§ TASK
Extract the records in full, leaving every picture out.

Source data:
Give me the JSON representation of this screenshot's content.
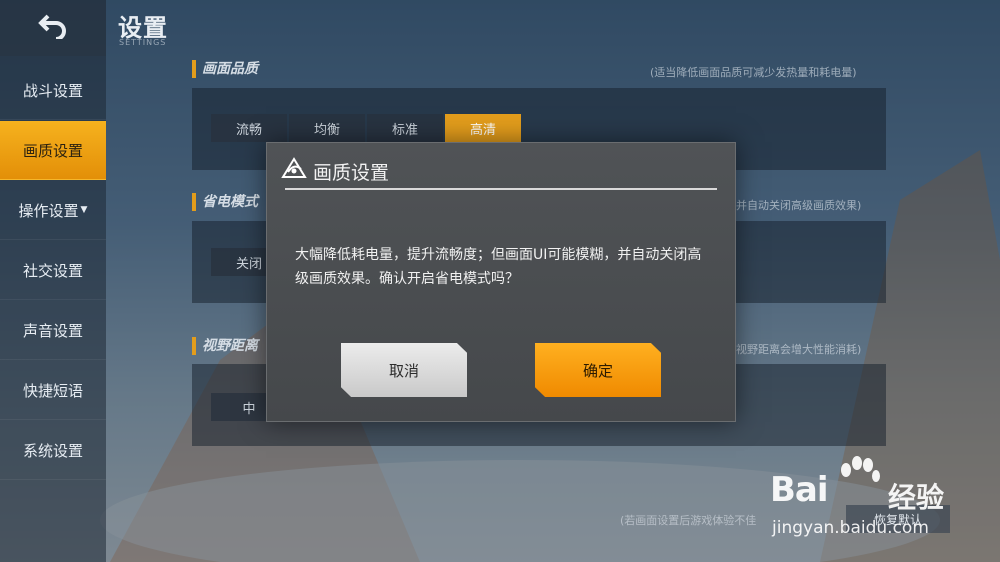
{
  "header": {
    "title": "设置",
    "subtitle": "SETTINGS",
    "back_icon": "back-arrow-icon"
  },
  "sidebar": {
    "items": [
      {
        "label": "战斗设置",
        "active": false
      },
      {
        "label": "画质设置",
        "active": true
      },
      {
        "label": "操作设置",
        "active": false,
        "has_caret": true
      },
      {
        "label": "社交设置",
        "active": false
      },
      {
        "label": "声音设置",
        "active": false
      },
      {
        "label": "快捷短语",
        "active": false
      },
      {
        "label": "系统设置",
        "active": false
      }
    ]
  },
  "sections": {
    "quality": {
      "title": "画面品质",
      "note": "(适当降低画面品质可减少发热量和耗电量)",
      "options": [
        "流畅",
        "均衡",
        "标准",
        "高清"
      ],
      "selected": "高清"
    },
    "power_saving": {
      "title": "省电模式",
      "note": "并自动关闭高级画质效果)",
      "value": "关闭"
    },
    "view_distance": {
      "title": "视野距离",
      "note": "视野距离会增大性能消耗)",
      "value": "中"
    },
    "bottom": {
      "note": "(若画面设置后游戏体验不佳",
      "button_label": "恢复默认"
    }
  },
  "dialog": {
    "title": "画质设置",
    "logo_icon": "game-logo-icon",
    "message": "大幅降低耗电量，提升流畅度；但画面UI可能模糊，并自动关闭高级画质效果。确认开启省电模式吗？",
    "cancel_label": "取消",
    "confirm_label": "确定"
  },
  "watermark": {
    "brand": "Bai",
    "brand_suffix": "经验",
    "url": "jingyan.baidu.com"
  },
  "colors": {
    "accent": "#f08a00",
    "dialog_bg": "#4b4e51",
    "sidebar_active": "#f6b21e"
  }
}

§ CORRECT RESULT
Give me the JSON representation of this screenshot's content.
{
  "header": {
    "title": "设置",
    "subtitle": "SETTINGS",
    "back_icon": "back-arrow-icon"
  },
  "sidebar": {
    "items": [
      {
        "label": "战斗设置",
        "active": false
      },
      {
        "label": "画质设置",
        "active": true
      },
      {
        "label": "操作设置",
        "active": false,
        "has_caret": true
      },
      {
        "label": "社交设置",
        "active": false
      },
      {
        "label": "声音设置",
        "active": false
      },
      {
        "label": "快捷短语",
        "active": false
      },
      {
        "label": "系统设置",
        "active": false
      }
    ]
  },
  "sections": {
    "quality": {
      "title": "画面品质",
      "note": "(适当降低画面品质可减少发热量和耗电量)",
      "options": [
        "流畅",
        "均衡",
        "标准",
        "高清"
      ],
      "selected": "高清"
    },
    "power_saving": {
      "title": "省电模式",
      "note": "并自动关闭高级画质效果)",
      "value": "关闭"
    },
    "view_distance": {
      "title": "视野距离",
      "note": "视野距离会增大性能消耗)",
      "value": "中"
    },
    "bottom": {
      "note": "(若画面设置后游戏体验不佳",
      "button_label": "恢复默认"
    }
  },
  "dialog": {
    "title": "画质设置",
    "logo_icon": "game-logo-icon",
    "message": "大幅降低耗电量，提升流畅度；但画面UI可能模糊，并自动关闭高级画质效果。确认开启省电模式吗？",
    "cancel_label": "取消",
    "confirm_label": "确定"
  },
  "watermark": {
    "brand": "Bai",
    "brand_suffix": "经验",
    "url": "jingyan.baidu.com"
  },
  "colors": {
    "accent": "#f08a00",
    "dialog_bg": "#4b4e51",
    "sidebar_active": "#f6b21e"
  }
}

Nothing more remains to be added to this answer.